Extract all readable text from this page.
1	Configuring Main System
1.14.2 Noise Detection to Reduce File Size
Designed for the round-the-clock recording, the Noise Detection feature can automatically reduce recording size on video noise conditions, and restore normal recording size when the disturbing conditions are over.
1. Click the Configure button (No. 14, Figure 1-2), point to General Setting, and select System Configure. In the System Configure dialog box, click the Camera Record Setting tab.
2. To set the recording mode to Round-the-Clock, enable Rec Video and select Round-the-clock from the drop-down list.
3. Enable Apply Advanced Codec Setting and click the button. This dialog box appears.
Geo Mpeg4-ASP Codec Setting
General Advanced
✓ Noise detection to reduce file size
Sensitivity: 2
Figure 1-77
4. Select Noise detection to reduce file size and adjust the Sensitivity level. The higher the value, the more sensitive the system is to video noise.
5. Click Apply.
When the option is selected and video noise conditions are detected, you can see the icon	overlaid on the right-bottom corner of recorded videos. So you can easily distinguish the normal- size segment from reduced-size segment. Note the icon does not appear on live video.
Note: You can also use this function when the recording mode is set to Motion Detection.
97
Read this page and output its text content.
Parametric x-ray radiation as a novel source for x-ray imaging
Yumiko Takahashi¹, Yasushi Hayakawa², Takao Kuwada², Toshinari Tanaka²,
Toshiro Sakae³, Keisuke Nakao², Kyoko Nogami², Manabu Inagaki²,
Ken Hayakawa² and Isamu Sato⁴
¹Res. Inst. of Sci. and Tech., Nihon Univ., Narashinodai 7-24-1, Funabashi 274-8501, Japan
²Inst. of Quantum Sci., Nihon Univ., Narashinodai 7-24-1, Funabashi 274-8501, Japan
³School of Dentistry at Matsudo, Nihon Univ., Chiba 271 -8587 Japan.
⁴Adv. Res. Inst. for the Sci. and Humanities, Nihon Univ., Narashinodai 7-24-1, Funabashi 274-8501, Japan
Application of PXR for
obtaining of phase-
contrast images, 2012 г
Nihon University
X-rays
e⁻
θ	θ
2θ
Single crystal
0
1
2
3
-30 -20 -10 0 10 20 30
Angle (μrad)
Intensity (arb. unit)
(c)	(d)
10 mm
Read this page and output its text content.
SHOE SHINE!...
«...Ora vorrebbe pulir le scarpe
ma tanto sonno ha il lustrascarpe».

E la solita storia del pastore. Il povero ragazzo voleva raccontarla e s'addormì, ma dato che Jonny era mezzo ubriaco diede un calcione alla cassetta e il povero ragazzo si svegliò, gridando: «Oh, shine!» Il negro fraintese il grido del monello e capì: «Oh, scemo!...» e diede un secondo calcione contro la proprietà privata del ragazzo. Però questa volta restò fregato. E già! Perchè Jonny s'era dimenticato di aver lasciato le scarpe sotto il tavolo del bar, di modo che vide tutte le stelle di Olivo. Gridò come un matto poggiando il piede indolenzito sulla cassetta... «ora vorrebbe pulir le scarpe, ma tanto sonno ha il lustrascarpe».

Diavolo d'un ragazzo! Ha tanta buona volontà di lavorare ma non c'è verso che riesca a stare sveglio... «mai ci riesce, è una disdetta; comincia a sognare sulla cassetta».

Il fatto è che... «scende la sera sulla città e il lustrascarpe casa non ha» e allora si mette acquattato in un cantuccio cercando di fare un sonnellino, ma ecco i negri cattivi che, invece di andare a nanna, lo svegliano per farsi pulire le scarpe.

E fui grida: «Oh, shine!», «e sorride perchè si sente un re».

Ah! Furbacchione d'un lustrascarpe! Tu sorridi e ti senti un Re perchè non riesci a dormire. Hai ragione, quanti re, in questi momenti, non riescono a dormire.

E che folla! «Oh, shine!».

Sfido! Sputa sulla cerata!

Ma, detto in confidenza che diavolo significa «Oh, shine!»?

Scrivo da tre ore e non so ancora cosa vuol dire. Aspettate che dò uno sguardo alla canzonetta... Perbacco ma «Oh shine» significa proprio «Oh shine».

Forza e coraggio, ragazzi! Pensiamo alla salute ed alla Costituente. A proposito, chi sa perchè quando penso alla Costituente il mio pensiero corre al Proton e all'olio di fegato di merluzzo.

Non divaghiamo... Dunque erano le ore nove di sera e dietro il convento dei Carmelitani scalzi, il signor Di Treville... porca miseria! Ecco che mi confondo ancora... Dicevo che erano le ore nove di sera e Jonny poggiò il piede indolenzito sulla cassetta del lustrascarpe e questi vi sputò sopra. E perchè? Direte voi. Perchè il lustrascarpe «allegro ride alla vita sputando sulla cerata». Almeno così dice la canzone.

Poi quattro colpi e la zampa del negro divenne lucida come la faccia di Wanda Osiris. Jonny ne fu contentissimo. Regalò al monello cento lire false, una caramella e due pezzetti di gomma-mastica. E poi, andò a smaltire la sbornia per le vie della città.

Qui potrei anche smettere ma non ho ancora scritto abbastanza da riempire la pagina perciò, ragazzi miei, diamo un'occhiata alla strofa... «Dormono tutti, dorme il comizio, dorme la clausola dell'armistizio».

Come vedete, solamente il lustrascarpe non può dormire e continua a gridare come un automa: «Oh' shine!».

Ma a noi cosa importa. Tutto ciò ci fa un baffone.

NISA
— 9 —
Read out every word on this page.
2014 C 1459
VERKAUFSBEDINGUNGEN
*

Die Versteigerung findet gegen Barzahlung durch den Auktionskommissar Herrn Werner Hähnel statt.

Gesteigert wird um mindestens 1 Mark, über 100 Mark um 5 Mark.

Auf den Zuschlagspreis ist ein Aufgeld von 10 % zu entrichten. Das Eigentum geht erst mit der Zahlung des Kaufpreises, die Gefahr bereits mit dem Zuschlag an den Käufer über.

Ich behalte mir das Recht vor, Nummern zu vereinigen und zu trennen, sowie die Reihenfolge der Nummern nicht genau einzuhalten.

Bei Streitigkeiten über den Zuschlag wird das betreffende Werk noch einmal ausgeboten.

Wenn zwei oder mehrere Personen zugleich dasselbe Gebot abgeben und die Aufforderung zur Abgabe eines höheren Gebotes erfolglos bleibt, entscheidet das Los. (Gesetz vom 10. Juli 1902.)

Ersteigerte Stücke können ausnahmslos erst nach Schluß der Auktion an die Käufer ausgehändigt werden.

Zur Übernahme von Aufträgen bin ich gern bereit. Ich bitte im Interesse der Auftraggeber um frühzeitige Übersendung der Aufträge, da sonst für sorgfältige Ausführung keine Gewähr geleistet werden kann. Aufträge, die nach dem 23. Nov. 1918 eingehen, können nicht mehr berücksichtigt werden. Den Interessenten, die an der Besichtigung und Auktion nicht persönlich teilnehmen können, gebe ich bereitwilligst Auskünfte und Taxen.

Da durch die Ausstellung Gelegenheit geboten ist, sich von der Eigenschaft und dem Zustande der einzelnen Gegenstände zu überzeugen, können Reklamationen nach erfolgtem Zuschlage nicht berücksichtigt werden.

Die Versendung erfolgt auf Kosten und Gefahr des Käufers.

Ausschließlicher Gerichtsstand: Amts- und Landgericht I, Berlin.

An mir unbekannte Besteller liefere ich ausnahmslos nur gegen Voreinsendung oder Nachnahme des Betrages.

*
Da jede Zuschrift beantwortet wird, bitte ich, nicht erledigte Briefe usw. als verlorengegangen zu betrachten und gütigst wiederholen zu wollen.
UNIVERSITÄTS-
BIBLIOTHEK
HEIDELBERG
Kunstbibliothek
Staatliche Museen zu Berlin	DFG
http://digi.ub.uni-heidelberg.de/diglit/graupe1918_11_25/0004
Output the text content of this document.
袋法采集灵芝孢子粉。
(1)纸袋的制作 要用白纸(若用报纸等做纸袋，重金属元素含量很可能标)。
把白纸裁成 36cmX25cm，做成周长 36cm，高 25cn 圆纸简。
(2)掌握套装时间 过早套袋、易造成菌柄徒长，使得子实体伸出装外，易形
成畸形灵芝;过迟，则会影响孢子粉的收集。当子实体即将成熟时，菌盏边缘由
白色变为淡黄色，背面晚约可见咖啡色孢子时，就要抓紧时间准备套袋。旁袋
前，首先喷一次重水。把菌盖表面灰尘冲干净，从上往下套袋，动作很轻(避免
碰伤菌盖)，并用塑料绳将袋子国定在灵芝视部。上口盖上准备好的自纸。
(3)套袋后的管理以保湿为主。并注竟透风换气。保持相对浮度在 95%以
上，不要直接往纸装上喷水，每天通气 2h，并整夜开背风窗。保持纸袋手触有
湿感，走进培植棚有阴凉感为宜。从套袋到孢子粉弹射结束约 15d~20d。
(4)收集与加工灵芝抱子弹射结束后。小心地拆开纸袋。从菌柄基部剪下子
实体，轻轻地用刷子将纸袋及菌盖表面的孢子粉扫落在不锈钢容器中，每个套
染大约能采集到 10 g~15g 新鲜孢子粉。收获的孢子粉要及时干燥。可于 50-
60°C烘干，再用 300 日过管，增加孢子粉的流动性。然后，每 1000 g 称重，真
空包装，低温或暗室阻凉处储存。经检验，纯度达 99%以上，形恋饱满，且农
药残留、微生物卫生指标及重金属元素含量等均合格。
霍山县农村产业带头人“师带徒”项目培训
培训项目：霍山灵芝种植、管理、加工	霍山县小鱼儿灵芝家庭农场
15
^^^^
TASK DIRECTIONS
From the data, list each line in which the string "ancora" appears.

ANSWER IN FULL
Scrivo da tre ore e non so ancora cosa vuol dire. Aspettate che dò uno sguardo alla canzonetta... Perbacco ma «Oh shine» significa proprio «Oh shine».
Non divaghiamo... Dunque erano le ore nove di sera e dietro il convento dei Carmelitani scalzi, il signor Di Treville... porca miseria! Ecco che mi confondo ancora... Dicevo che erano le ore nove di sera e Jonny poggiò il piede indolenzito sulla cassetta del lustrascarpe e questi vi sputò sopra. E perchè? Direte voi. Perchè il lustrascarpe «allegro ride alla vita sputando sulla cerata». Almeno così dice la canzone.
Qui potrei anche smettere ma non ho ancora scritto abbastanza da riempire la pagina perciò, ragazzi miei, diamo un'occhiata alla strofa... «Dormono tutti, dorme il comizio, dorme la clausola dell'armistizio».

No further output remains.